>> BEGIN
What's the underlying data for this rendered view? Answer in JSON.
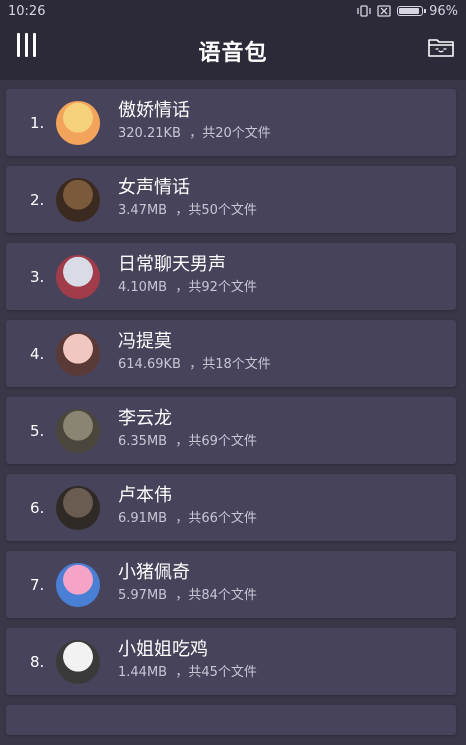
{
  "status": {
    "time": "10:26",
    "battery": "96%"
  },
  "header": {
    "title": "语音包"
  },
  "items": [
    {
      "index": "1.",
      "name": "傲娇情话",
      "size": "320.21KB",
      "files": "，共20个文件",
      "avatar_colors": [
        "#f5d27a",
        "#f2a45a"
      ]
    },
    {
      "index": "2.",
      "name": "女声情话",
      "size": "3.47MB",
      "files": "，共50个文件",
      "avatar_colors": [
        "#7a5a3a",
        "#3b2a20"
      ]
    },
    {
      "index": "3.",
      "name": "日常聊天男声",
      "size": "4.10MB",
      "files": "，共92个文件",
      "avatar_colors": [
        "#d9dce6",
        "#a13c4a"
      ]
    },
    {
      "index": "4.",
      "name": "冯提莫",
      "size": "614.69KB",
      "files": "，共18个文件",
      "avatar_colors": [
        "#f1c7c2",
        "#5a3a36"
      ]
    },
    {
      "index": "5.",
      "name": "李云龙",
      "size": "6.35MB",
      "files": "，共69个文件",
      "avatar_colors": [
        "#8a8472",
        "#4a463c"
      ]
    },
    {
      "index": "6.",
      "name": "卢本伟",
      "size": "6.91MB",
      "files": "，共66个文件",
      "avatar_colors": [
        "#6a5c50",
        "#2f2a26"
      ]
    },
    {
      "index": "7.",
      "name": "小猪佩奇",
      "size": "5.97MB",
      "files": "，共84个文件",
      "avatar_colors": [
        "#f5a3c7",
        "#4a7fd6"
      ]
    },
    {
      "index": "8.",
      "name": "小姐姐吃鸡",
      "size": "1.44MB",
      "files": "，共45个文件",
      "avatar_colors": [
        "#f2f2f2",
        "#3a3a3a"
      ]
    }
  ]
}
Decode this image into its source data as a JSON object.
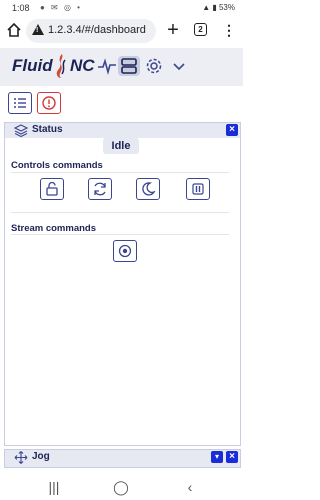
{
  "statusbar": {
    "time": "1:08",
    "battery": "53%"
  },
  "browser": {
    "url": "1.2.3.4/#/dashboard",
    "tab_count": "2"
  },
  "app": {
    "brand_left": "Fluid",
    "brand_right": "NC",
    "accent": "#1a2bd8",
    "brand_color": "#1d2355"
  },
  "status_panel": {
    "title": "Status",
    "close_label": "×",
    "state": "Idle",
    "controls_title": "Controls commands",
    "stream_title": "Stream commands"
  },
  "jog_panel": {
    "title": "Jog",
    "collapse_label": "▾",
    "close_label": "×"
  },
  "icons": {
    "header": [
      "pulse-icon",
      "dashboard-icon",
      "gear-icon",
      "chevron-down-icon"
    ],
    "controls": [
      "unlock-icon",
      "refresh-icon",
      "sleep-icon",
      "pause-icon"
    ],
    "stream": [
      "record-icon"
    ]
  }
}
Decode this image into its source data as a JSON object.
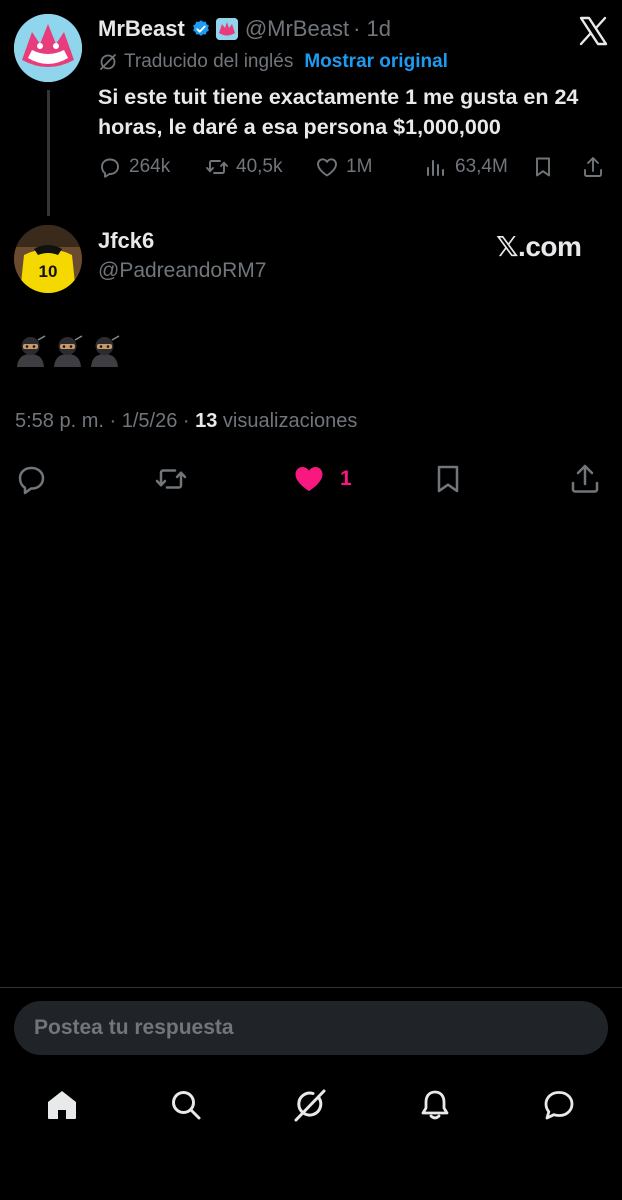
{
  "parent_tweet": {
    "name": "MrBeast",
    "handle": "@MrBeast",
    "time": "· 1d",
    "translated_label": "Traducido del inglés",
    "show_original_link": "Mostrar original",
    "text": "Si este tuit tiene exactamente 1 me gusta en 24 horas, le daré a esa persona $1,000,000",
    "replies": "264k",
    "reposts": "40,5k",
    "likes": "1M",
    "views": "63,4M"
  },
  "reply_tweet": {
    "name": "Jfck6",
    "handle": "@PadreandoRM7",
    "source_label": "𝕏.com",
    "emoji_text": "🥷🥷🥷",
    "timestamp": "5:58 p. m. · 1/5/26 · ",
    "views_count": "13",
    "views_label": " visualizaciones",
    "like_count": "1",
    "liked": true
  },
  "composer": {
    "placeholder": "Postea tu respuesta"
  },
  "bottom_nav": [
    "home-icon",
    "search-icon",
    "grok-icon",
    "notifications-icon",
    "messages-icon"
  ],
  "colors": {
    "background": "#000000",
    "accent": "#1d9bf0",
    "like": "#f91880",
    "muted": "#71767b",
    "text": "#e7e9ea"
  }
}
>> END
• **Exercise requirements**
Retype the whole listing exactly and leave the pictures out.

• **Answer below**
What's the underlying data for this rendered view? Answer in JSON.
{
  "status": {
    "time": "10:26",
    "battery": "96%"
  },
  "header": {
    "title": "语音包"
  },
  "items": [
    {
      "index": "1.",
      "name": "傲娇情话",
      "size": "320.21KB",
      "files": "，共20个文件",
      "avatar_colors": [
        "#f5d27a",
        "#f2a45a"
      ]
    },
    {
      "index": "2.",
      "name": "女声情话",
      "size": "3.47MB",
      "files": "，共50个文件",
      "avatar_colors": [
        "#7a5a3a",
        "#3b2a20"
      ]
    },
    {
      "index": "3.",
      "name": "日常聊天男声",
      "size": "4.10MB",
      "files": "，共92个文件",
      "avatar_colors": [
        "#d9dce6",
        "#a13c4a"
      ]
    },
    {
      "index": "4.",
      "name": "冯提莫",
      "size": "614.69KB",
      "files": "，共18个文件",
      "avatar_colors": [
        "#f1c7c2",
        "#5a3a36"
      ]
    },
    {
      "index": "5.",
      "name": "李云龙",
      "size": "6.35MB",
      "files": "，共69个文件",
      "avatar_colors": [
        "#8a8472",
        "#4a463c"
      ]
    },
    {
      "index": "6.",
      "name": "卢本伟",
      "size": "6.91MB",
      "files": "，共66个文件",
      "avatar_colors": [
        "#6a5c50",
        "#2f2a26"
      ]
    },
    {
      "index": "7.",
      "name": "小猪佩奇",
      "size": "5.97MB",
      "files": "，共84个文件",
      "avatar_colors": [
        "#f5a3c7",
        "#4a7fd6"
      ]
    },
    {
      "index": "8.",
      "name": "小姐姐吃鸡",
      "size": "1.44MB",
      "files": "，共45个文件",
      "avatar_colors": [
        "#f2f2f2",
        "#3a3a3a"
      ]
    }
  ]
}
Decode this image into its source data as a JSON object.
{
  "statusbar": {
    "time": "1:08",
    "battery": "53%"
  },
  "browser": {
    "url": "1.2.3.4/#/dashboard",
    "tab_count": "2"
  },
  "app": {
    "brand_left": "Fluid",
    "brand_right": "NC",
    "accent": "#1a2bd8",
    "brand_color": "#1d2355"
  },
  "status_panel": {
    "title": "Status",
    "close_label": "×",
    "state": "Idle",
    "controls_title": "Controls commands",
    "stream_title": "Stream commands"
  },
  "jog_panel": {
    "title": "Jog",
    "collapse_label": "▾",
    "close_label": "×"
  },
  "icons": {
    "header": [
      "pulse-icon",
      "dashboard-icon",
      "gear-icon",
      "chevron-down-icon"
    ],
    "controls": [
      "unlock-icon",
      "refresh-icon",
      "sleep-icon",
      "pause-icon"
    ],
    "stream": [
      "record-icon"
    ]
  }
}
Decode this image into its source data as a JSON object.
{
  "parent_tweet": {
    "name": "MrBeast",
    "handle": "@MrBeast",
    "time": "· 1d",
    "translated_label": "Traducido del inglés",
    "show_original_link": "Mostrar original",
    "text": "Si este tuit tiene exactamente 1 me gusta en 24 horas, le daré a esa persona $1,000,000",
    "replies": "264k",
    "reposts": "40,5k",
    "likes": "1M",
    "views": "63,4M"
  },
  "reply_tweet": {
    "name": "Jfck6",
    "handle": "@PadreandoRM7",
    "source_label": "𝕏.com",
    "emoji_text": "🥷🥷🥷",
    "timestamp": "5:58 p. m. · 1/5/26 · ",
    "views_count": "13",
    "views_label": " visualizaciones",
    "like_count": "1",
    "liked": true
  },
  "composer": {
    "placeholder": "Postea tu respuesta"
  },
  "bottom_nav": [
    "home-icon",
    "search-icon",
    "grok-icon",
    "notifications-icon",
    "messages-icon"
  ],
  "colors": {
    "background": "#000000",
    "accent": "#1d9bf0",
    "like": "#f91880",
    "muted": "#71767b",
    "text": "#e7e9ea"
  }
}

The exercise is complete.